# START OF Records to process

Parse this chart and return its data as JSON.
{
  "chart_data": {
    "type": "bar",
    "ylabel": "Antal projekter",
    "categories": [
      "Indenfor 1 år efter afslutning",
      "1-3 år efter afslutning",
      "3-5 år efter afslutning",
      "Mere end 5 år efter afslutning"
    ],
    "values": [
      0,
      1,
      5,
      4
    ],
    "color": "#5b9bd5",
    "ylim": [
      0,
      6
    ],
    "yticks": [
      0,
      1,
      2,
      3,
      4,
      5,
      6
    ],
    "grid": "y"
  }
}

# END OF Records to process

Problem to solve -
From the listing above, reproduce all the lines exactly.

Complete answer -
Parse this chart and return its data as JSON.
{
  "chart_data": {
    "type": "bar",
    "ylabel": "Antal projekter",
    "categories": [
      "Indenfor 1 år efter afslutning",
      "1-3 år efter afslutning",
      "3-5 år efter afslutning",
      "Mere end 5 år efter afslutning"
    ],
    "values": [
      0,
      1,
      5,
      4
    ],
    "color": "#5b9bd5",
    "ylim": [
      0,
      6
    ],
    "yticks": [
      0,
      1,
      2,
      3,
      4,
      5,
      6
    ],
    "grid": "y"
  }
}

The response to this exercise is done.